*Exercise aim:* Copy out the records precisely, omitting pictures.

*Listed entries:*
———

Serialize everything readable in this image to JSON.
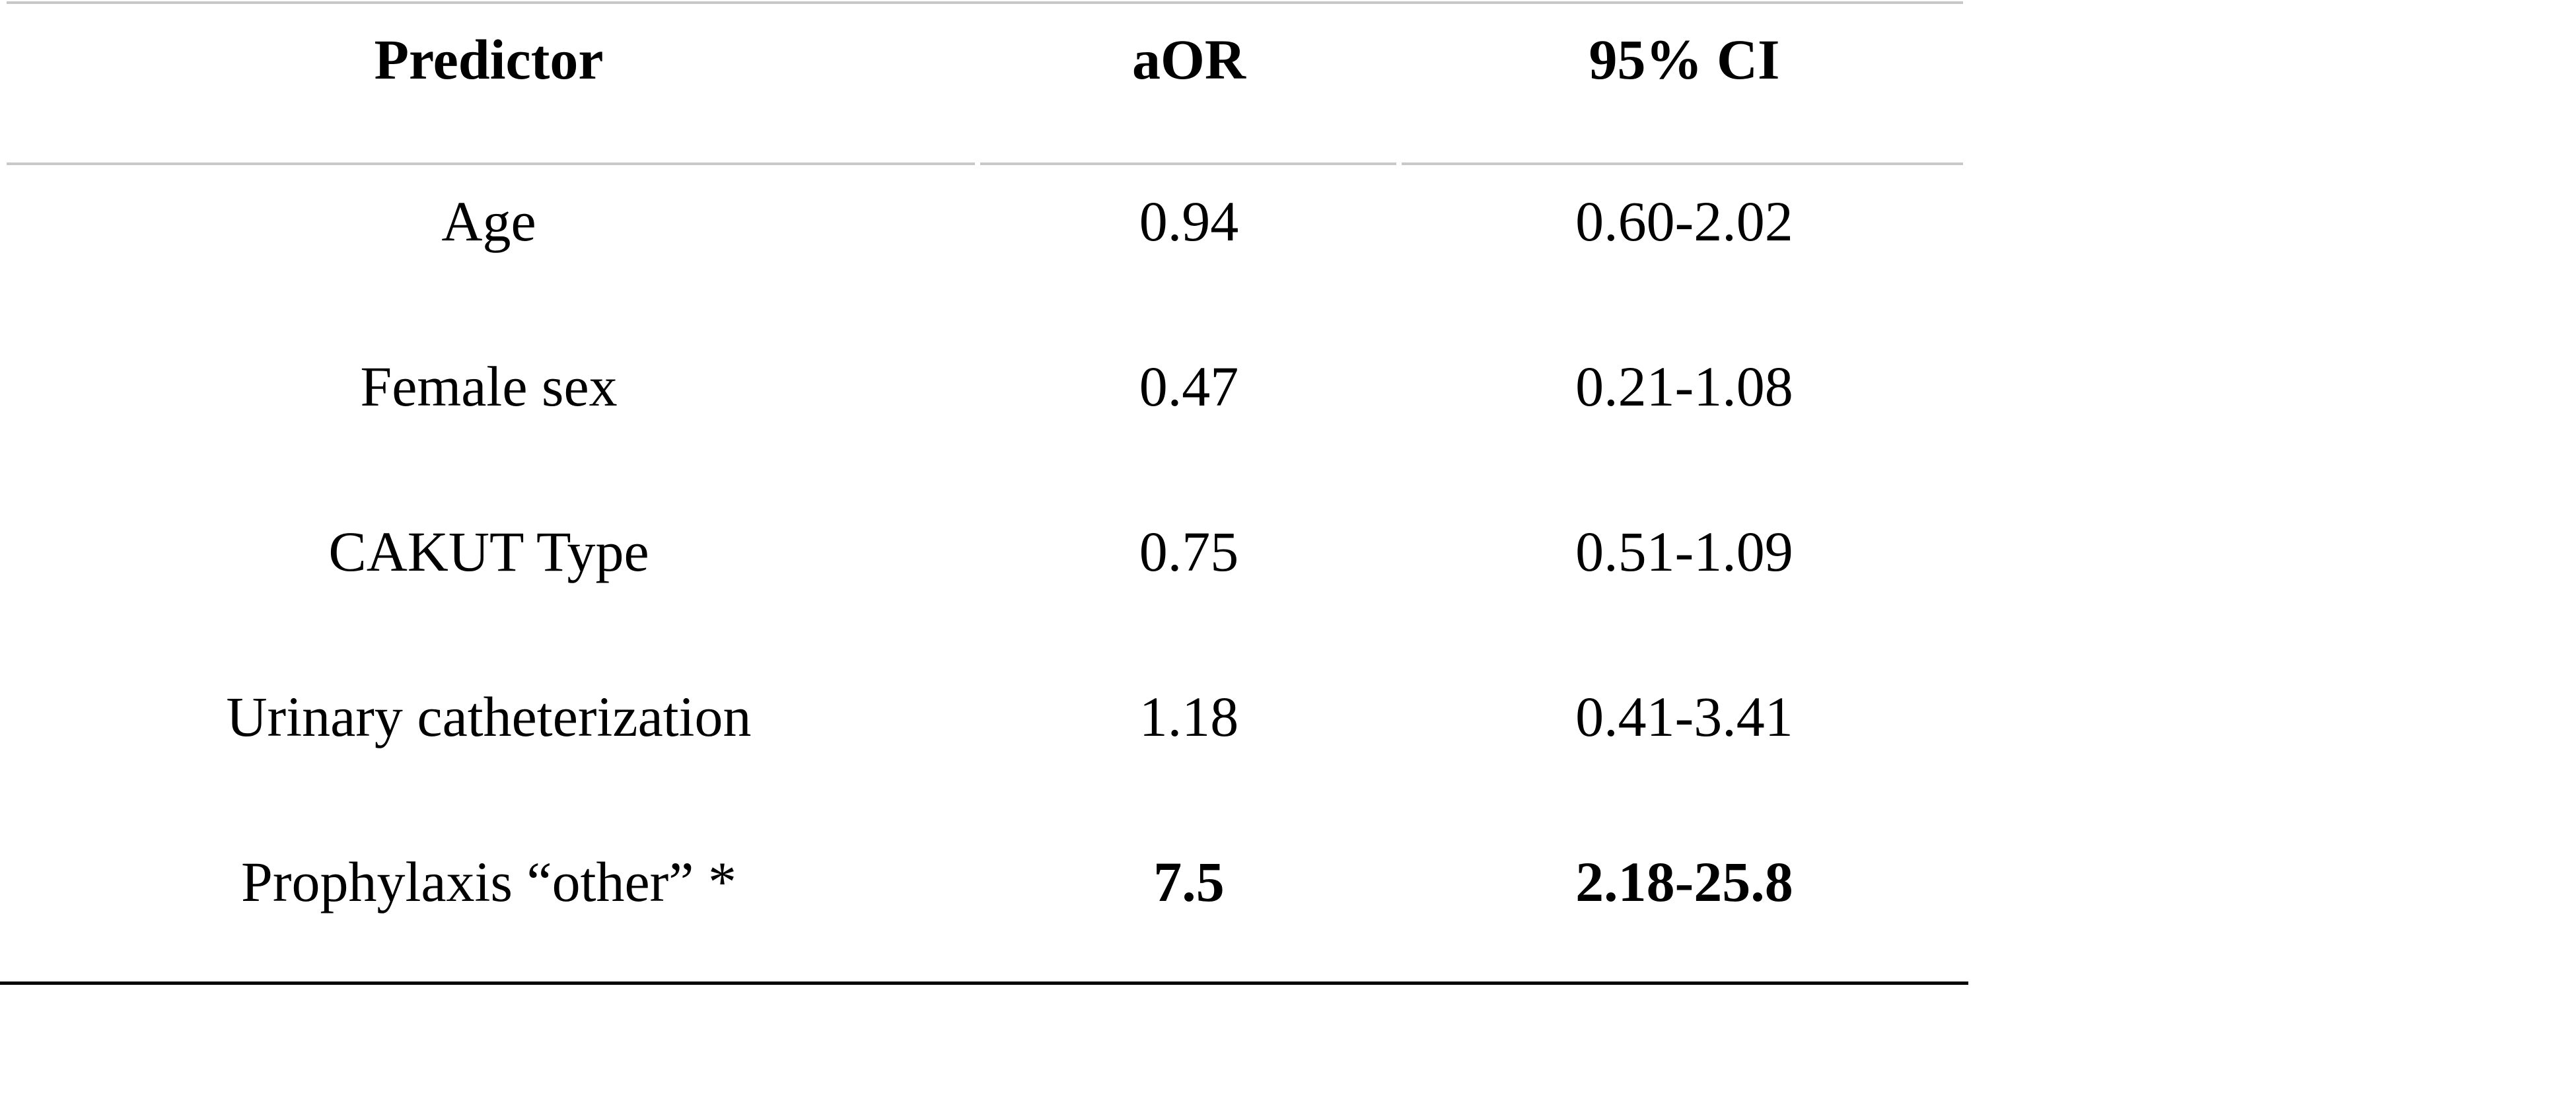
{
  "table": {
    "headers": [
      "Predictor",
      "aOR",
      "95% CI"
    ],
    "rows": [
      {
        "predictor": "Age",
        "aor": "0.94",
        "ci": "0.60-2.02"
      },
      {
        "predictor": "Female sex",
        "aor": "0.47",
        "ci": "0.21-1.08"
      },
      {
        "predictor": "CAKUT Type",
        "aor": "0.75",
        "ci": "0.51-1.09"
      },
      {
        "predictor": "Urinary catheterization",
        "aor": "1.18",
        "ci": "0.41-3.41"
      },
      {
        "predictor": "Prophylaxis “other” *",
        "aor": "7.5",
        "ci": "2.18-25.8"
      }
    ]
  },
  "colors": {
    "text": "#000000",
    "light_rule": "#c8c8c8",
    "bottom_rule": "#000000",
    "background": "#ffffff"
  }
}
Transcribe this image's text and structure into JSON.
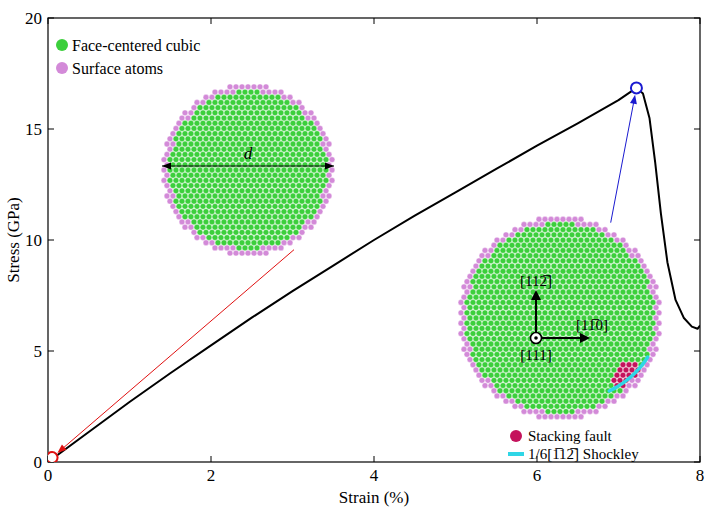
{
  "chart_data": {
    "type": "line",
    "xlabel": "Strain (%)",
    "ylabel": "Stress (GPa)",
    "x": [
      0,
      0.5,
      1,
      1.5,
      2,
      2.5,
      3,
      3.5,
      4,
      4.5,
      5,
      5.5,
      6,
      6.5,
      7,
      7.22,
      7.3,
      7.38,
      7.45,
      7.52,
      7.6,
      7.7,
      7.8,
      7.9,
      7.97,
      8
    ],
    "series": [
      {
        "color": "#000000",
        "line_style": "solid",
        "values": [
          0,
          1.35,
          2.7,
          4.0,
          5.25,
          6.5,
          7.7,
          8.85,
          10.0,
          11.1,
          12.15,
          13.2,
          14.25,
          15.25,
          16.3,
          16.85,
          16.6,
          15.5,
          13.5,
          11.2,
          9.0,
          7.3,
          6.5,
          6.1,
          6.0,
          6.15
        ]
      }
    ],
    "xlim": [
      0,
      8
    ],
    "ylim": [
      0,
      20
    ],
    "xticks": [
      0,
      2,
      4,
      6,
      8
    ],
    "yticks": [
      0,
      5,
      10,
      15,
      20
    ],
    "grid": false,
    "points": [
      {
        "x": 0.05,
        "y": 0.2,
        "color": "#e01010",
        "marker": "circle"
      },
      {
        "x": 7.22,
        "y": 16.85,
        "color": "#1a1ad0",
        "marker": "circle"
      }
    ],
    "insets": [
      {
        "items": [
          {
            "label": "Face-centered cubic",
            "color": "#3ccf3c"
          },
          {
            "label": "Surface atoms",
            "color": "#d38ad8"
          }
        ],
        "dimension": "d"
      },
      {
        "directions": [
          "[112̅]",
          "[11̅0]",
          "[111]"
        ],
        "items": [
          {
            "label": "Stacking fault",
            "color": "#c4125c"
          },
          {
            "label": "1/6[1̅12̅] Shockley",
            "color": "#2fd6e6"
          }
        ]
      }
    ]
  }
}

———

*Response:*
Serialize everything readable in this image to JSON.
{
  "table": {
    "headers": [
      "Predictor",
      "aOR",
      "95% CI"
    ],
    "rows": [
      {
        "predictor": "Age",
        "aor": "0.94",
        "ci": "0.60-2.02"
      },
      {
        "predictor": "Female sex",
        "aor": "0.47",
        "ci": "0.21-1.08"
      },
      {
        "predictor": "CAKUT Type",
        "aor": "0.75",
        "ci": "0.51-1.09"
      },
      {
        "predictor": "Urinary catheterization",
        "aor": "1.18",
        "ci": "0.41-3.41"
      },
      {
        "predictor": "Prophylaxis “other” *",
        "aor": "7.5",
        "ci": "2.18-25.8"
      }
    ]
  },
  "colors": {
    "text": "#000000",
    "light_rule": "#c8c8c8",
    "bottom_rule": "#000000",
    "background": "#ffffff"
  }
}
Transcribe this image's text and structure into JSON.
{
  "chart_data": {
    "type": "line",
    "xlabel": "Strain (%)",
    "ylabel": "Stress (GPa)",
    "x": [
      0,
      0.5,
      1,
      1.5,
      2,
      2.5,
      3,
      3.5,
      4,
      4.5,
      5,
      5.5,
      6,
      6.5,
      7,
      7.22,
      7.3,
      7.38,
      7.45,
      7.52,
      7.6,
      7.7,
      7.8,
      7.9,
      7.97,
      8
    ],
    "series": [
      {
        "color": "#000000",
        "line_style": "solid",
        "values": [
          0,
          1.35,
          2.7,
          4.0,
          5.25,
          6.5,
          7.7,
          8.85,
          10.0,
          11.1,
          12.15,
          13.2,
          14.25,
          15.25,
          16.3,
          16.85,
          16.6,
          15.5,
          13.5,
          11.2,
          9.0,
          7.3,
          6.5,
          6.1,
          6.0,
          6.15
        ]
      }
    ],
    "xlim": [
      0,
      8
    ],
    "ylim": [
      0,
      20
    ],
    "xticks": [
      0,
      2,
      4,
      6,
      8
    ],
    "yticks": [
      0,
      5,
      10,
      15,
      20
    ],
    "grid": false,
    "points": [
      {
        "x": 0.05,
        "y": 0.2,
        "color": "#e01010",
        "marker": "circle"
      },
      {
        "x": 7.22,
        "y": 16.85,
        "color": "#1a1ad0",
        "marker": "circle"
      }
    ],
    "insets": [
      {
        "items": [
          {
            "label": "Face-centered cubic",
            "color": "#3ccf3c"
          },
          {
            "label": "Surface atoms",
            "color": "#d38ad8"
          }
        ],
        "dimension": "d"
      },
      {
        "directions": [
          "[112̅]",
          "[11̅0]",
          "[111]"
        ],
        "items": [
          {
            "label": "Stacking fault",
            "color": "#c4125c"
          },
          {
            "label": "1/6[1̅12̅] Shockley",
            "color": "#2fd6e6"
          }
        ]
      }
    ]
  }
}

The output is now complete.